→ **Aim**: Any picture among the records should be left out, please; retype the rest exactly.

[Dataset records]
* start *
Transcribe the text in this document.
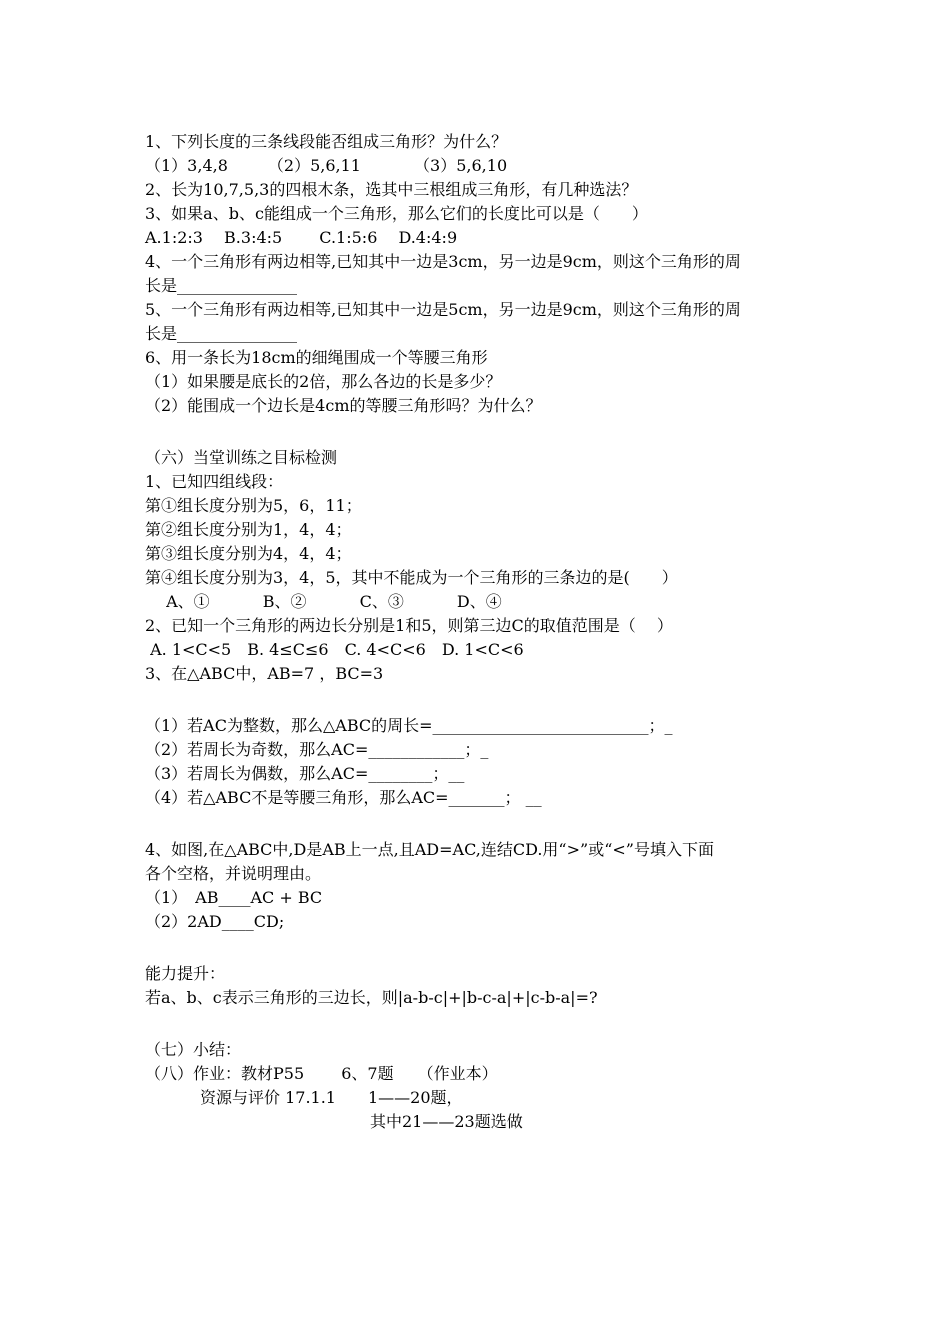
1、下列长度的三条线段能否组成三角形？为什么？
（1）3,4,8　　　（2）5,6,11　　　 （3）5,6,10
2、长为10,7,5,3的四根木条，选其中三根组成三角形，有几种选法？
3、如果a、b、c能组成一个三角形，那么它们的长度比可以是（　　）
A.1:2:3　 B.3:4:5　　 C.1:5:6　 D.4:4:9
4、一个三角形有两边相等,已知其中一边是3cm，另一边是9cm，则这个三角形的周
长是_______________
5、一个三角形有两边相等,已知其中一边是5cm，另一边是9cm，则这个三角形的周
长是_______________
6、用一条长为18cm的细绳围成一个等腰三角形
（1）如果腰是底长的2倍，那么各边的长是多少？
（2）能围成一个边长是4cm的等腰三角形吗？为什么？
（六）当堂训练之目标检测
1、已知四组线段：
第①组长度分别为5，6，11；
第②组长度分别为1，4，4；
第③组长度分别为4，4，4；
第④组长度分别为3，4，5，其中不能成为一个三角形的三条边的是(　　）
　 A、①　　　 B、②　　　 C、③　　　 D、④
2、已知一个三角形的两边长分别是1和5，则第三边C的取值范围是（　 ）
A. 1<C<5　B. 4≤C≤6　C. 4<C<6　D. 1<C<6
3、在△ABC中，AB=7 ，BC=3
（1）若AC为整数，那么△ABC的周长=___________________________；_
（2）若周长为奇数，那么AC=____________；_
（3）若周长为偶数，那么AC=________；__
（4）若△ABC不是等腰三角形，那么AC=_______； __
4、如图,在△ABC中,D是AB上一点,且AD=AC,连结CD.用“>”或“<”号填入下面
各个空格，并说明理由。
（1）　AB____AC + BC
（2）2AD____CD;
能力提升：
若a、b、c表示三角形的三边长，则|a-b-c|+|b-c-a|+|c-b-a|=?
（七）小结：
（八）作业：教材P55　　 6、7题　　（作业本）
资源与评价 17.1.1　　1——20题，
其中21——23题选做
* end *
→ **Full output**:
Transcribe the text in this document.
1、下列长度的三条线段能否组成三角形？为什么？
（1）3,4,8　　　（2）5,6,11　　　 （3）5,6,10
2、长为10,7,5,3的四根木条，选其中三根组成三角形，有几种选法？
3、如果a、b、c能组成一个三角形，那么它们的长度比可以是（　　）
A.1:2:3　 B.3:4:5　　 C.1:5:6　 D.4:4:9
4、一个三角形有两边相等,已知其中一边是3cm，另一边是9cm，则这个三角形的周
长是_______________
5、一个三角形有两边相等,已知其中一边是5cm，另一边是9cm，则这个三角形的周
长是_______________
6、用一条长为18cm的细绳围成一个等腰三角形
（1）如果腰是底长的2倍，那么各边的长是多少？
（2）能围成一个边长是4cm的等腰三角形吗？为什么？
（六）当堂训练之目标检测
1、已知四组线段：
第①组长度分别为5，6，11；
第②组长度分别为1，4，4；
第③组长度分别为4，4，4；
第④组长度分别为3，4，5，其中不能成为一个三角形的三条边的是(　　）
　 A、①　　　 B、②　　　 C、③　　　 D、④
2、已知一个三角形的两边长分别是1和5，则第三边C的取值范围是（　 ）
A. 1<C<5　B. 4≤C≤6　C. 4<C<6　D. 1<C<6
3、在△ABC中，AB=7 ，BC=3
（1）若AC为整数，那么△ABC的周长=___________________________；_
（2）若周长为奇数，那么AC=____________；_
（3）若周长为偶数，那么AC=________；__
（4）若△ABC不是等腰三角形，那么AC=_______； __
4、如图,在△ABC中,D是AB上一点,且AD=AC,连结CD.用“>”或“<”号填入下面
各个空格，并说明理由。
（1）　AB____AC + BC
（2）2AD____CD;
能力提升：
若a、b、c表示三角形的三边长，则|a-b-c|+|b-c-a|+|c-b-a|=?
（七）小结：
（八）作业：教材P55　　 6、7题　　（作业本）
资源与评价 17.1.1　　1——20题，
其中21——23题选做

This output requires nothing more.